Image layout annotations:
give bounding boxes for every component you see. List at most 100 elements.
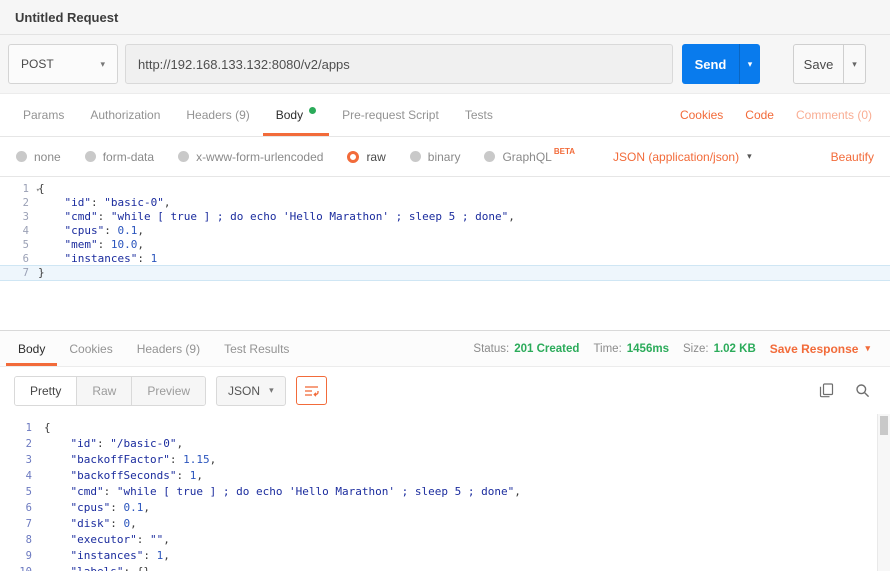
beautify-link[interactable]: Beautify (831, 150, 874, 164)
fold-caret-icon[interactable]: ▾ (36, 183, 40, 197)
code-line-3: 3 "backoffFactor": 1.15, (0, 452, 890, 468)
code-line-5: 5 "cmd": "while [ true ] ; do echo 'Hell… (0, 484, 890, 500)
radio-raw-label: raw (366, 150, 385, 164)
code-line-6[interactable]: 6 "instances": 1 (0, 252, 890, 266)
code-link[interactable]: Code (745, 108, 774, 122)
tab-authorization[interactable]: Authorization (77, 94, 173, 136)
radio-urlencoded-label: x-www-form-urlencoded (196, 150, 323, 164)
line-number: 5 (0, 238, 38, 252)
body-type-bar: none form-data x-www-form-urlencoded raw… (0, 137, 890, 177)
request-tab-links: Cookies Code Comments (0) (680, 94, 880, 136)
tab-headers-label: Headers (9) (186, 108, 249, 122)
save-button[interactable]: Save (794, 45, 843, 83)
view-raw-label: Raw (92, 384, 116, 398)
line-number: 8 (0, 532, 44, 548)
save-response-label: Save Response (770, 342, 859, 356)
graphql-beta-badge: BETA (554, 147, 575, 156)
view-pretty-button[interactable]: Pretty (15, 377, 77, 405)
response-tab-test-results[interactable]: Test Results (212, 331, 301, 366)
request-tabs: Params Authorization Headers (9) Body Pr… (0, 94, 890, 137)
tab-body[interactable]: Body (263, 94, 329, 136)
tab-tests[interactable]: Tests (452, 94, 506, 136)
wrap-lines-icon (304, 385, 319, 397)
url-input[interactable] (125, 44, 673, 84)
code-line-2[interactable]: 2 "id": "basic-0", (0, 196, 890, 210)
method-label: POST (21, 57, 54, 71)
code-text: "backoffFactor": 1.15, (44, 452, 216, 468)
radio-icon (410, 151, 421, 162)
view-pretty-label: Pretty (30, 384, 61, 398)
code-line-9: 9 "instances": 1, (0, 548, 890, 564)
chevron-down-icon: ▾ (852, 59, 857, 70)
tab-params[interactable]: Params (10, 94, 77, 136)
search-icon (855, 383, 870, 398)
copy-icon (819, 383, 834, 398)
radio-none[interactable]: none (16, 150, 61, 164)
radio-graphql[interactable]: GraphQL BETA (484, 150, 575, 164)
request-title: Untitled Request (15, 10, 118, 25)
method-select[interactable]: POST ▾ (8, 44, 118, 84)
code-line-2: 2 "id": "/basic-0", (0, 436, 890, 452)
line-number: 4 (0, 468, 44, 484)
view-preview-button[interactable]: Preview (132, 377, 205, 405)
line-number: 5 (0, 484, 44, 500)
response-tab-body-label: Body (18, 342, 45, 356)
response-scrollbar[interactable] (877, 414, 890, 571)
response-tab-headers[interactable]: Headers (9) (125, 331, 212, 366)
send-button[interactable]: Send (682, 44, 739, 84)
scrollbar-thumb[interactable] (880, 416, 888, 435)
size-label: Size: (683, 343, 709, 355)
radio-icon (85, 151, 96, 162)
line-number: 7 (0, 266, 38, 280)
view-preview-label: Preview (147, 384, 190, 398)
response-toolbar-right (819, 383, 876, 398)
content-type-select[interactable]: JSON (application/json) ▾ (613, 150, 752, 164)
radio-binary[interactable]: binary (410, 150, 461, 164)
size-value: 1.02 KB (714, 343, 756, 355)
search-response-button[interactable] (855, 383, 870, 398)
code-line-3[interactable]: 3 "cmd": "while [ true ] ; do echo 'Hell… (0, 210, 890, 224)
request-url-bar: POST ▾ Send ▾ Save ▾ (0, 35, 890, 94)
chevron-down-icon: ▾ (100, 59, 105, 70)
response-tab-cookies[interactable]: Cookies (57, 331, 124, 366)
save-response-button[interactable]: Save Response ▾ (770, 342, 870, 356)
view-raw-button[interactable]: Raw (77, 377, 132, 405)
chevron-down-icon: ▾ (747, 151, 752, 162)
radio-raw[interactable]: raw (347, 150, 385, 164)
response-toolbar: Pretty Raw Preview JSON ▾ (0, 367, 890, 414)
save-options-button[interactable]: ▾ (843, 45, 865, 83)
code-text: "cpus": 0.1, (38, 224, 144, 238)
comments-link[interactable]: Comments (0) (796, 108, 872, 122)
status-label: Status: (473, 343, 509, 355)
send-split-button: Send ▾ (682, 44, 760, 84)
send-options-button[interactable]: ▾ (739, 44, 760, 84)
copy-response-button[interactable] (819, 383, 834, 398)
cookies-link[interactable]: Cookies (680, 108, 723, 122)
code-line-5[interactable]: 5 "mem": 10.0, (0, 238, 890, 252)
code-text: "instances": 1, (44, 548, 170, 564)
radio-urlencoded[interactable]: x-www-form-urlencoded (178, 150, 323, 164)
code-text: "executor": "", (44, 532, 170, 548)
line-number: 3 (0, 210, 38, 224)
request-body-editor[interactable]: 1▾{2 "id": "basic-0",3 "cmd": "while [ t… (0, 177, 890, 331)
radio-form-data[interactable]: form-data (85, 150, 154, 164)
tab-headers[interactable]: Headers (9) (173, 94, 262, 136)
status-value: 201 Created (514, 343, 579, 355)
code-line-4[interactable]: 4 "cpus": 0.1, (0, 224, 890, 238)
code-text: "backoffSeconds": 1, (44, 468, 203, 484)
tab-params-label: Params (23, 108, 64, 122)
wrap-lines-button[interactable] (296, 376, 327, 405)
response-tab-body[interactable]: Body (6, 331, 57, 366)
tab-prerequest-script[interactable]: Pre-request Script (329, 94, 452, 136)
radio-binary-label: binary (428, 150, 461, 164)
code-line-7[interactable]: 7} (0, 266, 890, 280)
code-text: "disk": 0, (44, 516, 137, 532)
response-tab-headers-label: Headers (9) (137, 342, 200, 356)
line-number: 4 (0, 224, 38, 238)
response-language-select[interactable]: JSON ▾ (216, 376, 286, 406)
code-line-7: 7 "disk": 0, (0, 516, 890, 532)
code-line-1[interactable]: 1▾{ (0, 182, 890, 196)
radio-icon (484, 151, 495, 162)
line-number: 2 (0, 436, 44, 452)
code-text: "id": "/basic-0", (44, 436, 183, 452)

To be done: Copy the listing lines between the one holding "beautify-link[interactable]: Beautify (831, 150, 874, 164)" and the one holding "tab-tests[interactable]: Tests (452, 94, 506, 136)", inclusive, without changing anything.

Written reply:
beautify-link[interactable]: Beautify (831, 150, 874, 164)
fold-caret-icon[interactable]: ▾ (36, 183, 40, 197)
code-line-3: 3 "backoffFactor": 1.15, (0, 452, 890, 468)
code-line-5: 5 "cmd": "while [ true ] ; do echo 'Hell… (0, 484, 890, 500)
radio-raw-label: raw (366, 150, 385, 164)
code-line-6[interactable]: 6 "instances": 1 (0, 252, 890, 266)
code-link[interactable]: Code (745, 108, 774, 122)
tab-authorization[interactable]: Authorization (77, 94, 173, 136)
radio-urlencoded-label: x-www-form-urlencoded (196, 150, 323, 164)
line-number: 5 (0, 238, 38, 252)
body-type-bar: none form-data x-www-form-urlencoded raw… (0, 137, 890, 177)
request-tab-links: Cookies Code Comments (0) (680, 94, 880, 136)
tab-headers-label: Headers (9) (186, 108, 249, 122)
save-button[interactable]: Save (794, 45, 843, 83)
view-raw-label: Raw (92, 384, 116, 398)
line-number: 8 (0, 532, 44, 548)
save-response-label: Save Response (770, 342, 859, 356)
graphql-beta-badge: BETA (554, 147, 575, 156)
view-pretty-button[interactable]: Pretty (15, 377, 77, 405)
response-tab-test-results[interactable]: Test Results (212, 331, 301, 366)
request-tabs: Params Authorization Headers (9) Body Pr… (0, 94, 890, 137)
tab-body[interactable]: Body (263, 94, 329, 136)
tab-tests[interactable]: Tests (452, 94, 506, 136)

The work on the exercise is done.